Aim - Search the listing below for the string "left" and copy every line where it occurs.

(Structured figure records)

********************

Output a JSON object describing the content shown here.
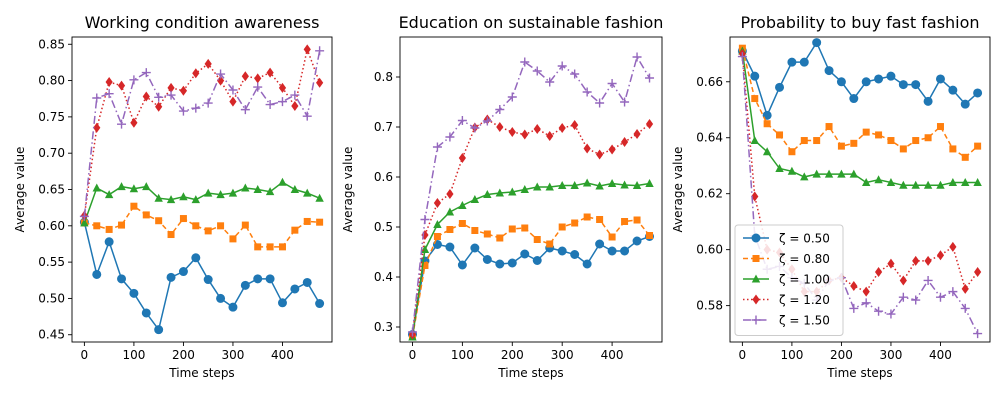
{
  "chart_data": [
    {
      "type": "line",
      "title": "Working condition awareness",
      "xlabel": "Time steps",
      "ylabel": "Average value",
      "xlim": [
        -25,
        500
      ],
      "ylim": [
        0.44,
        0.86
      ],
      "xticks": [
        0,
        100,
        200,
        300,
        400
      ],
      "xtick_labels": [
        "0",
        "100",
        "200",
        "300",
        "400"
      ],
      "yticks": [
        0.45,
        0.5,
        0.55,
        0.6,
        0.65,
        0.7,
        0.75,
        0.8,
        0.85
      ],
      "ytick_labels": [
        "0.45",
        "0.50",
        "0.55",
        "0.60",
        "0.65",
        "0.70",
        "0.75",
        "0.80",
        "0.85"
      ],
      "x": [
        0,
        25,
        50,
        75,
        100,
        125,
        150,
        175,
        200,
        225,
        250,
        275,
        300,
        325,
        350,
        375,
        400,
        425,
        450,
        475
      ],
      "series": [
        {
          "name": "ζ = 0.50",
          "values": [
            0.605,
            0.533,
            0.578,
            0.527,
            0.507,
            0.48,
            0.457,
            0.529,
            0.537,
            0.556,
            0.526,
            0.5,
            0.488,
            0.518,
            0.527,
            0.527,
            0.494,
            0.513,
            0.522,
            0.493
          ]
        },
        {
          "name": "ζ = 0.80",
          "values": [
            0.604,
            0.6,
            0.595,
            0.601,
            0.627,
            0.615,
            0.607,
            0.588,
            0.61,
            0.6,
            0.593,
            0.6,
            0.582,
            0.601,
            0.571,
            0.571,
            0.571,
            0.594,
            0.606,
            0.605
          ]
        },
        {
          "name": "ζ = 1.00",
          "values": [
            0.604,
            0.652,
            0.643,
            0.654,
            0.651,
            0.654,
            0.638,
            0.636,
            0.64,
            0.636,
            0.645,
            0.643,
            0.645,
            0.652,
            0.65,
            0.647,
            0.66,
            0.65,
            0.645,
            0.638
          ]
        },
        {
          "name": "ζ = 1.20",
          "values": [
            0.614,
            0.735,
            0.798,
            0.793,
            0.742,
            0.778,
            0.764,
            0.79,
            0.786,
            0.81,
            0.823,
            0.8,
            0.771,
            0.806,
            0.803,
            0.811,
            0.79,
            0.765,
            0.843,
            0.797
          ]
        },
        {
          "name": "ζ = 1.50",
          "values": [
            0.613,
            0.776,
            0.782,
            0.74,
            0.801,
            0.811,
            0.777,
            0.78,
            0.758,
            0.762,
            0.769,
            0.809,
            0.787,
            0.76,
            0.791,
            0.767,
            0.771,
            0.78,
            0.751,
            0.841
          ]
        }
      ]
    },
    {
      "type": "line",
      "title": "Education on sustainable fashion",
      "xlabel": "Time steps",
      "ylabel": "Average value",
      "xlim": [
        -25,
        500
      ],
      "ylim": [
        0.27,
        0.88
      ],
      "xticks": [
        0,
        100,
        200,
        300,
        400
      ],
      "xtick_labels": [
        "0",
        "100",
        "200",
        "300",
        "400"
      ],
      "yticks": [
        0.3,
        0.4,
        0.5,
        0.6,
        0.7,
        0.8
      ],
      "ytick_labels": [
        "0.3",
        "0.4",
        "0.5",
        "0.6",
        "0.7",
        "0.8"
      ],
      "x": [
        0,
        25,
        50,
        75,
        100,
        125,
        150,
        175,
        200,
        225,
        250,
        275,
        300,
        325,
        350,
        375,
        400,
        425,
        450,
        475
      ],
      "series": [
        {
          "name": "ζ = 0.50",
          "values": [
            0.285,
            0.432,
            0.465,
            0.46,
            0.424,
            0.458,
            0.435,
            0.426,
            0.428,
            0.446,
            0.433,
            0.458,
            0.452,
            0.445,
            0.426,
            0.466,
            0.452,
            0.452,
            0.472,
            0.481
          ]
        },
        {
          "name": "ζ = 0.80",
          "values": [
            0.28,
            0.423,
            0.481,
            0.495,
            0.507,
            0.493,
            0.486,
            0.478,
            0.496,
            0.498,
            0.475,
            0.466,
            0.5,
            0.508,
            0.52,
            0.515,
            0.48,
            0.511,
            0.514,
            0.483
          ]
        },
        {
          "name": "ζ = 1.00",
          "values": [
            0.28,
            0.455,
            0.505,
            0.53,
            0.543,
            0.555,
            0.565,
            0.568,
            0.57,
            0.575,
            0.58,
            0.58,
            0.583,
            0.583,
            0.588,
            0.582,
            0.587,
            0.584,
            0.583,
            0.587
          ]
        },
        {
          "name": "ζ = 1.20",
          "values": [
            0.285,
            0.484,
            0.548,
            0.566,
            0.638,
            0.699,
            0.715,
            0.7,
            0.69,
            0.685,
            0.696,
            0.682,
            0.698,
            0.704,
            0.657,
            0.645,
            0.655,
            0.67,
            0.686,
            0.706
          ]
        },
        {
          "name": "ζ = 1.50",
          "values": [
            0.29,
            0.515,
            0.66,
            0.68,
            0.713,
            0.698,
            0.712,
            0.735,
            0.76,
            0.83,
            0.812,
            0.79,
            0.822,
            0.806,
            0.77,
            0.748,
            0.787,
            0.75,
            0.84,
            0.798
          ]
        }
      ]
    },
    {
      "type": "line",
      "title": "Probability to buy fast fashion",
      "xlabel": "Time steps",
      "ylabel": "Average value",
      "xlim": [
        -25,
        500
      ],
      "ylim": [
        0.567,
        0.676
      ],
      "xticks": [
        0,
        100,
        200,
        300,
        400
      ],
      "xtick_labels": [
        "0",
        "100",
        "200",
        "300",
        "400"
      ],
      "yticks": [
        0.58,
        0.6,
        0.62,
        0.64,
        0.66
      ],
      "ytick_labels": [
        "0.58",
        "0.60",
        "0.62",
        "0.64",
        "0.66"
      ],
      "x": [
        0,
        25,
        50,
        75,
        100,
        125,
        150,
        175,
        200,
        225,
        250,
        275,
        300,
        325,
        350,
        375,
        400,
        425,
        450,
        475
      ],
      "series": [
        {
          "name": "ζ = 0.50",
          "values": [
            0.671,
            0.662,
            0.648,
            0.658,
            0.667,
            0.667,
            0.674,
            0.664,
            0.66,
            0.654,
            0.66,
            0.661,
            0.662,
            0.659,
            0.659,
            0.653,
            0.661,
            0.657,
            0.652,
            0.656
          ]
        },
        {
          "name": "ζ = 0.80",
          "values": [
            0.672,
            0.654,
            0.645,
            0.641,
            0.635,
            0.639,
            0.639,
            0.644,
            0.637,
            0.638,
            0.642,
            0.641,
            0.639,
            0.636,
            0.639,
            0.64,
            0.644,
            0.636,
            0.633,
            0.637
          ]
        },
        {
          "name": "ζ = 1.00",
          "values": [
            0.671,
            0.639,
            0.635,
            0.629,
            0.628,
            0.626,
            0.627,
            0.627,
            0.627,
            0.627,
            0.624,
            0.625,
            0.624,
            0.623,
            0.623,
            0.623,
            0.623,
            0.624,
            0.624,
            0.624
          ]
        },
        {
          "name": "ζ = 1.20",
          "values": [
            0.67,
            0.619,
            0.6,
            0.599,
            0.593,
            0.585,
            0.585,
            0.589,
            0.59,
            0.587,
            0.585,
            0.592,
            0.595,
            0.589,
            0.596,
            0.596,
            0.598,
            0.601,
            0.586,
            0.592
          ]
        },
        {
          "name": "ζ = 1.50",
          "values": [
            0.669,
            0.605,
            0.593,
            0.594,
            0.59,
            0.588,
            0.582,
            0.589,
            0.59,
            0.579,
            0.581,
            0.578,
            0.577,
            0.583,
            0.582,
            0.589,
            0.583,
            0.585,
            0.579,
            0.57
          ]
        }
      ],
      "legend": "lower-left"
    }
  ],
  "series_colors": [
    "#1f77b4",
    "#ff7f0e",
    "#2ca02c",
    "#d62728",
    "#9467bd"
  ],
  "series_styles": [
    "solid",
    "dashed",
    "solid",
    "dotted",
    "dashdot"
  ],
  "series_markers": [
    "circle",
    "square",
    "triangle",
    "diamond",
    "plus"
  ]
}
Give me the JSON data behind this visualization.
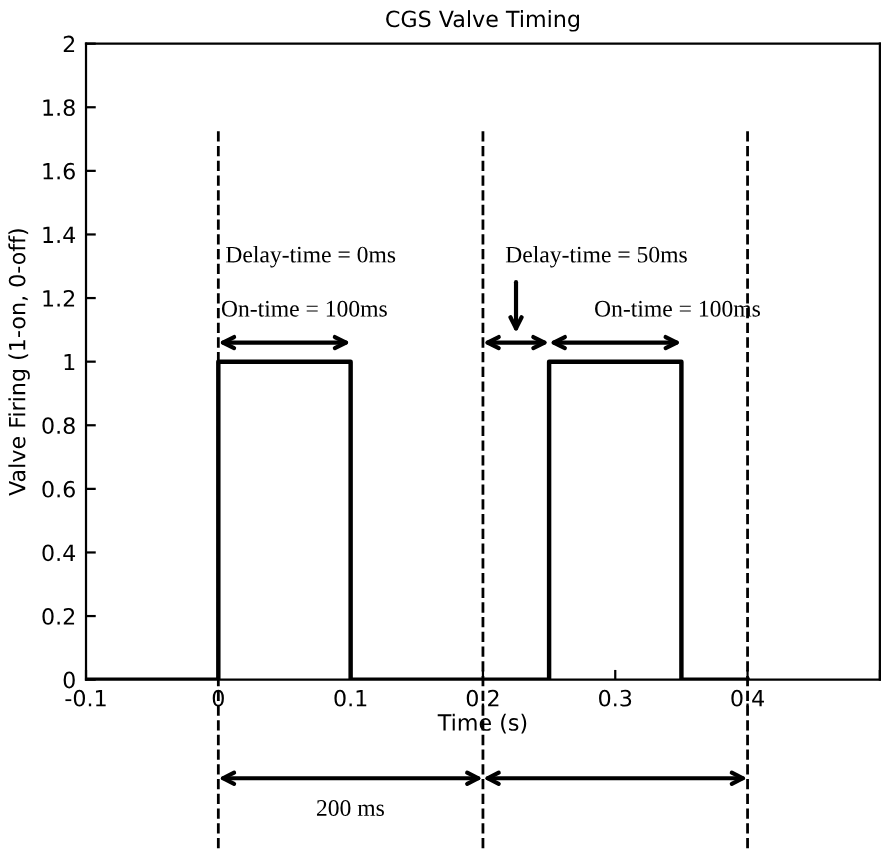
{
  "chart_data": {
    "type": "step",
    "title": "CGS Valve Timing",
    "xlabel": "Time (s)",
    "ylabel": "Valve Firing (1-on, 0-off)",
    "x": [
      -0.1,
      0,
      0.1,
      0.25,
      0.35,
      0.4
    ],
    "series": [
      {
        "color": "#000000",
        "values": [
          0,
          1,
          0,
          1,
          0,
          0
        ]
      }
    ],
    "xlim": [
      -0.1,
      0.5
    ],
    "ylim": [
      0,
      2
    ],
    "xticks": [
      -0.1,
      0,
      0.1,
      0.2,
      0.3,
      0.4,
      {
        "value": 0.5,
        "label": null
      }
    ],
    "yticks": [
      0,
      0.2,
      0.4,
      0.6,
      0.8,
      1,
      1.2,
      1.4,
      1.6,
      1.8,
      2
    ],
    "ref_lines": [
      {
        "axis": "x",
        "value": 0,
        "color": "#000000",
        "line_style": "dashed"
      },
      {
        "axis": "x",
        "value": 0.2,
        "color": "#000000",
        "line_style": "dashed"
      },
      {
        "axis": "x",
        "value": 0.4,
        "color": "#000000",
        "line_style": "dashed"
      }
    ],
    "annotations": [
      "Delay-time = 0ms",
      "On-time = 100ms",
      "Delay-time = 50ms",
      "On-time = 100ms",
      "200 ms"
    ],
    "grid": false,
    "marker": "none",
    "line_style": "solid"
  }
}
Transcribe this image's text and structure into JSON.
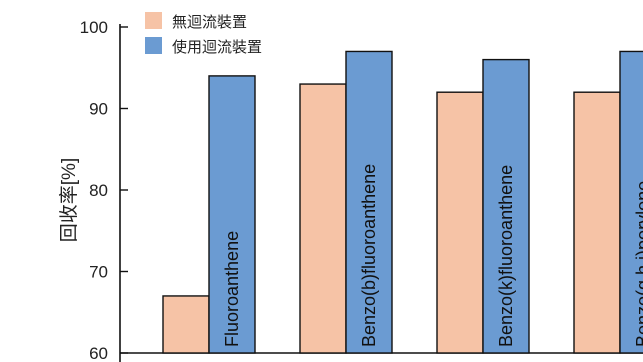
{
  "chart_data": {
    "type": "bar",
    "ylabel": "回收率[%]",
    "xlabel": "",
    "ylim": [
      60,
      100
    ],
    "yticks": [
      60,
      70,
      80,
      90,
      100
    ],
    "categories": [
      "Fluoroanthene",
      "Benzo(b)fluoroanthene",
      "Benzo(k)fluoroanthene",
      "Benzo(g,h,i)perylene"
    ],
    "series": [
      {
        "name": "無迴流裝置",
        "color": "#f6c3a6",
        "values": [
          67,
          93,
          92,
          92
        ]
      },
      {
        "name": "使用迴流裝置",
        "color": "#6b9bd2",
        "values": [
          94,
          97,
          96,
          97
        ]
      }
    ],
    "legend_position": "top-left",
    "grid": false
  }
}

********************

Expected answer -
      "legend": "lower-left"
    "legend_position": "top-left",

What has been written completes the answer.